══ Stored rows

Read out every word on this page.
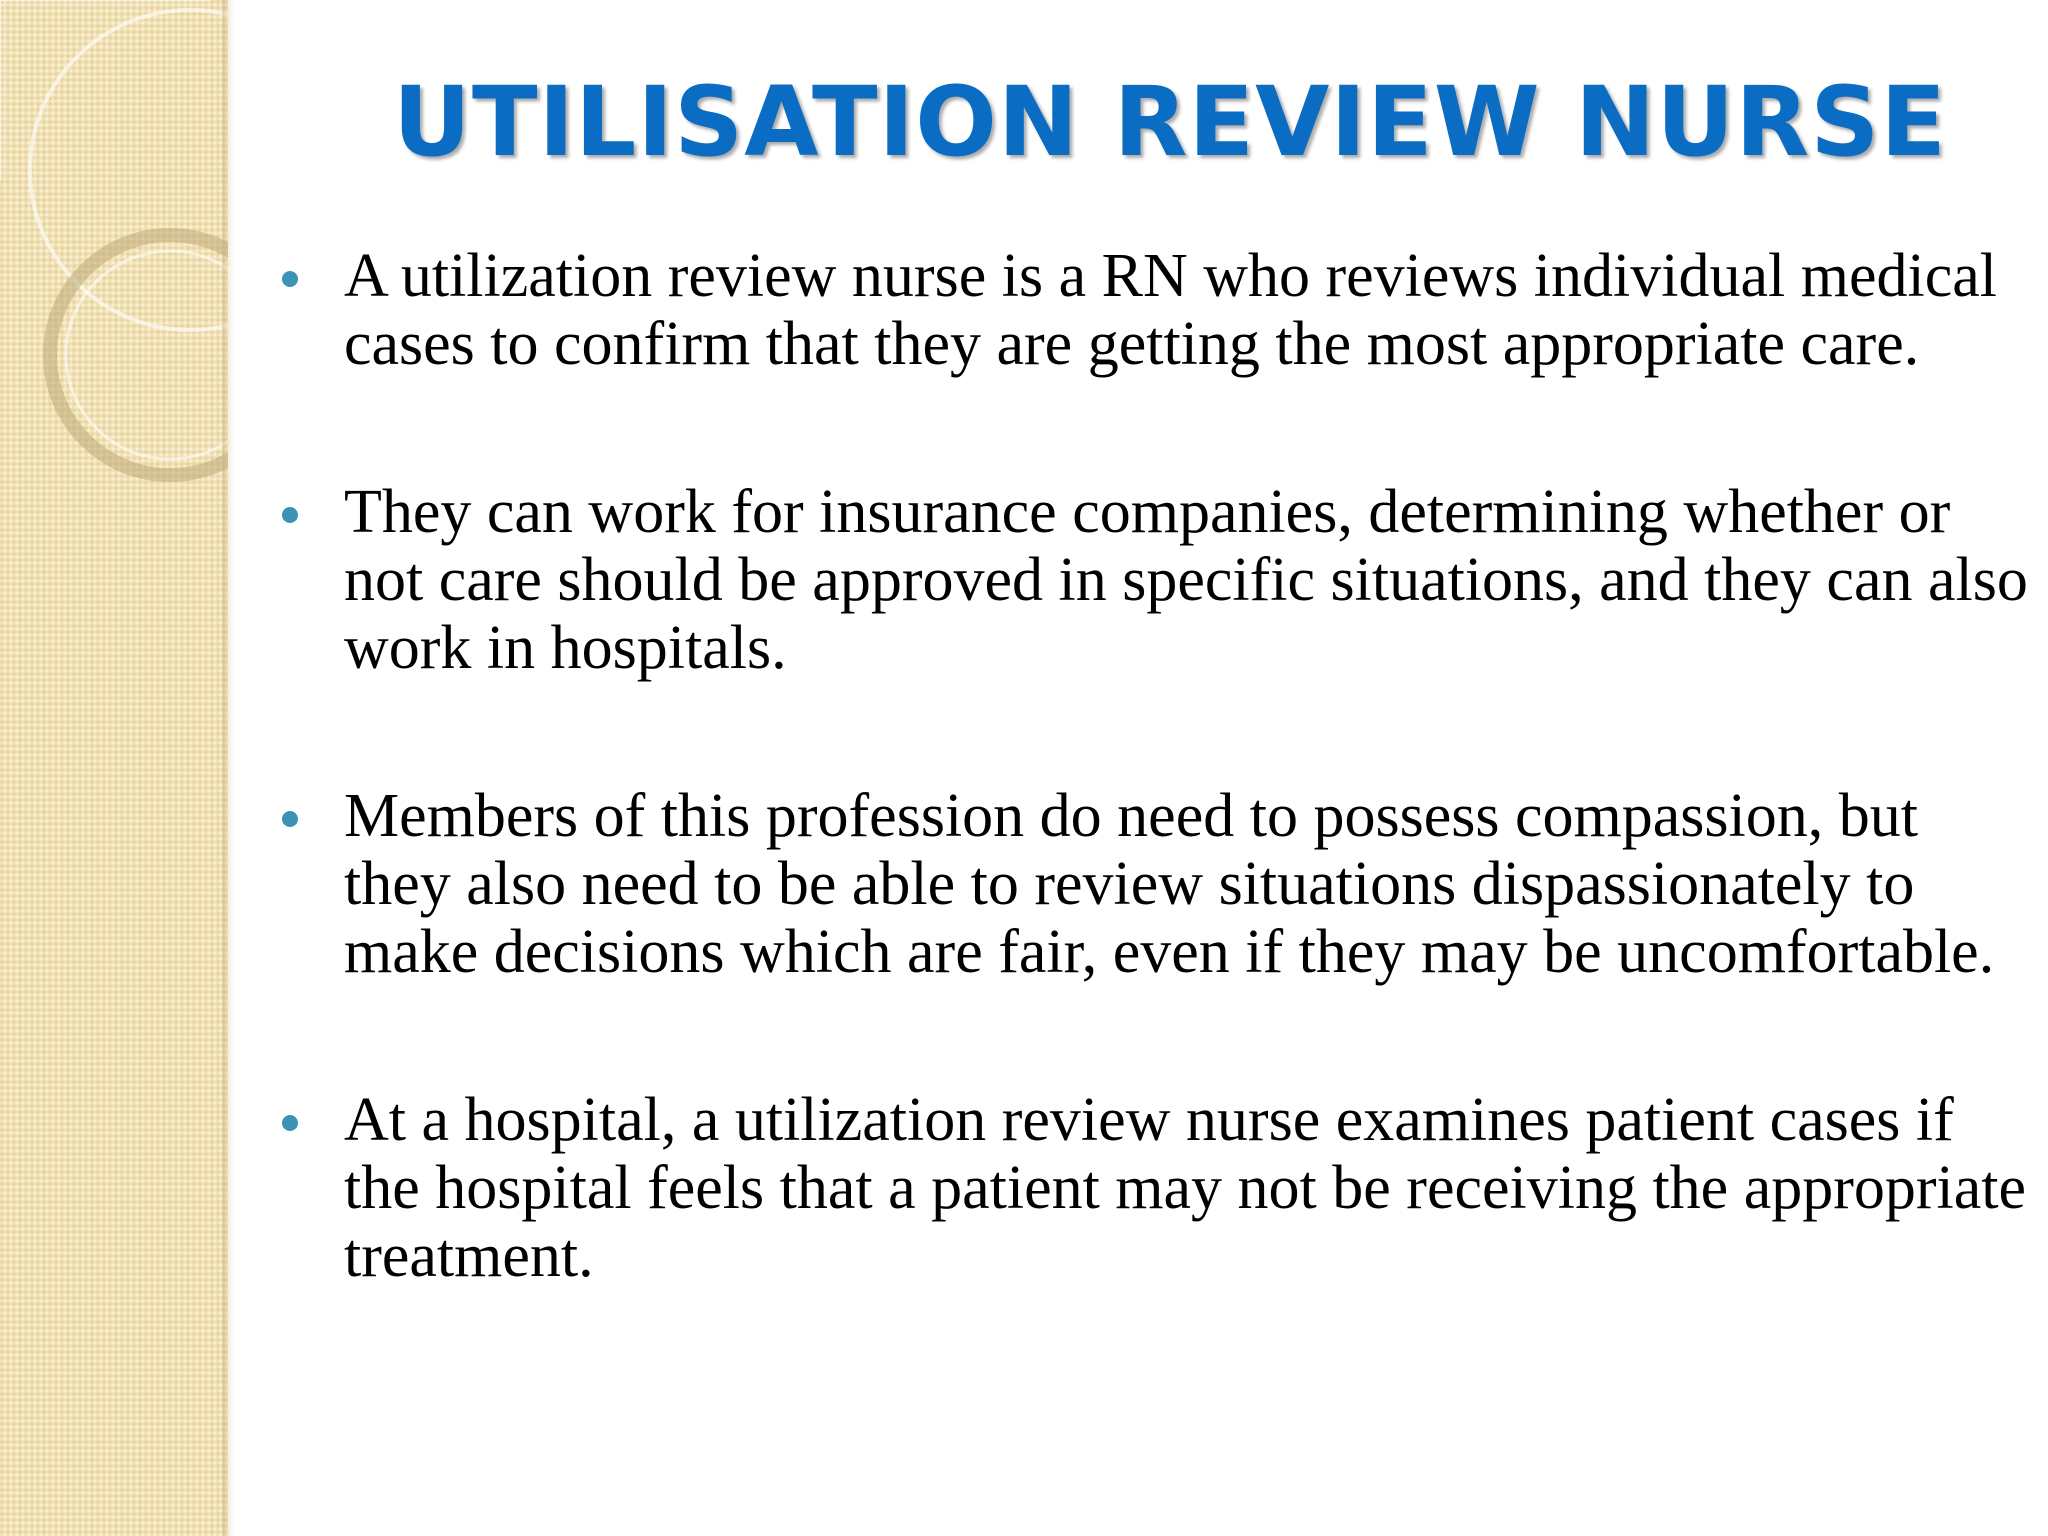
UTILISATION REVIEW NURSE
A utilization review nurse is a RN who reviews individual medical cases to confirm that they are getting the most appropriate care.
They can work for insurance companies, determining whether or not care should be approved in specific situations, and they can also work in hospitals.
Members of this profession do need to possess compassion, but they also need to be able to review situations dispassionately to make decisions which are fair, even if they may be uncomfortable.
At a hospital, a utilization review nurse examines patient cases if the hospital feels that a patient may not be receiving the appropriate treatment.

════
══ Stored rows

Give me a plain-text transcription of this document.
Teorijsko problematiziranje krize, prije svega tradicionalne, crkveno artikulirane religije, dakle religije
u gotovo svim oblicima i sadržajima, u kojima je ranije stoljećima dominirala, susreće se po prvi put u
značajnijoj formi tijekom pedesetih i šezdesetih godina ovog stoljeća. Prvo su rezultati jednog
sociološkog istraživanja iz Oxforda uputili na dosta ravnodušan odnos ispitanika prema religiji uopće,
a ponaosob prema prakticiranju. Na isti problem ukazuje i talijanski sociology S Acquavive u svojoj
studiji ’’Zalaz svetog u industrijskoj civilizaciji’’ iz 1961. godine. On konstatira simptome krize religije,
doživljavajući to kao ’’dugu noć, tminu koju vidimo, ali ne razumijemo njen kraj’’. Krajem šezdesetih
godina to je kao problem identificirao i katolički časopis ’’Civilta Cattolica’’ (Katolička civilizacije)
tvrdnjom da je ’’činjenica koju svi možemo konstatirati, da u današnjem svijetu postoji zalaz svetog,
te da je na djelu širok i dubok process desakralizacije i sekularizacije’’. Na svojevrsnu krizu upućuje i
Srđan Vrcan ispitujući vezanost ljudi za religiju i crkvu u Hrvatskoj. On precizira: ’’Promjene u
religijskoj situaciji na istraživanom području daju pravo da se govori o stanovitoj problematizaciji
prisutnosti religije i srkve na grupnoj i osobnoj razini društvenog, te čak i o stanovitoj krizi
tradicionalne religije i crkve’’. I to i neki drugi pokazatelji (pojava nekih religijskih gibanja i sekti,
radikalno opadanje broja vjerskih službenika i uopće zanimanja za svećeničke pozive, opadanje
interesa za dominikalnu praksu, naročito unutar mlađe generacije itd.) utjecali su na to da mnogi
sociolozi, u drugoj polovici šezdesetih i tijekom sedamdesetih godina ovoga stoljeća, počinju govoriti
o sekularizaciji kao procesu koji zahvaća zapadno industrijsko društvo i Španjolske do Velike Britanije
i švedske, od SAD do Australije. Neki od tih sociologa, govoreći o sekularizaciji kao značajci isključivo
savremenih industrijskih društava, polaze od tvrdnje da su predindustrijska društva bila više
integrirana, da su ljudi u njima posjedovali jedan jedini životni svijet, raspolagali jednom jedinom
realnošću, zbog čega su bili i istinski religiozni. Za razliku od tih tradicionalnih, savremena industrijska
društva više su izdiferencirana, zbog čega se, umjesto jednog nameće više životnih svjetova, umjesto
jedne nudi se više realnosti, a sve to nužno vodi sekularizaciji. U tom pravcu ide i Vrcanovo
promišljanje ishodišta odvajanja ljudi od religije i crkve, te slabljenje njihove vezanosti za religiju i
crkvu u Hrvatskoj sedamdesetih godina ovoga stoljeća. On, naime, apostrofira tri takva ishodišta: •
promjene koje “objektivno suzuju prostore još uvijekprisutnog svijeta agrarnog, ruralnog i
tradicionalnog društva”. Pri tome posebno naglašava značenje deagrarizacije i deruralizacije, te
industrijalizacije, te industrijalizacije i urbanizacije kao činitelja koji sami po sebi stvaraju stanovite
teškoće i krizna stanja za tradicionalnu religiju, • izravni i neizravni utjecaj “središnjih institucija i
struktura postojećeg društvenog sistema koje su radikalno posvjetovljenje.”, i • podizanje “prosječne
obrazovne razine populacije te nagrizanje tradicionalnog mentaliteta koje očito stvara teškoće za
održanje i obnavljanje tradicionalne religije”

════

Report back each line of the entries that holds the string "koju".

# Output for this exercise
doživljavajući to kao ’’dugu noć, tminu koju vidimo, ali ne razumijemo njen kraj’’. Krajem šezdesetih
tvrdnjom da je ’’činjenica koju svi možemo konstatirati, da u današnjem svijetu postoji zalaz svetog,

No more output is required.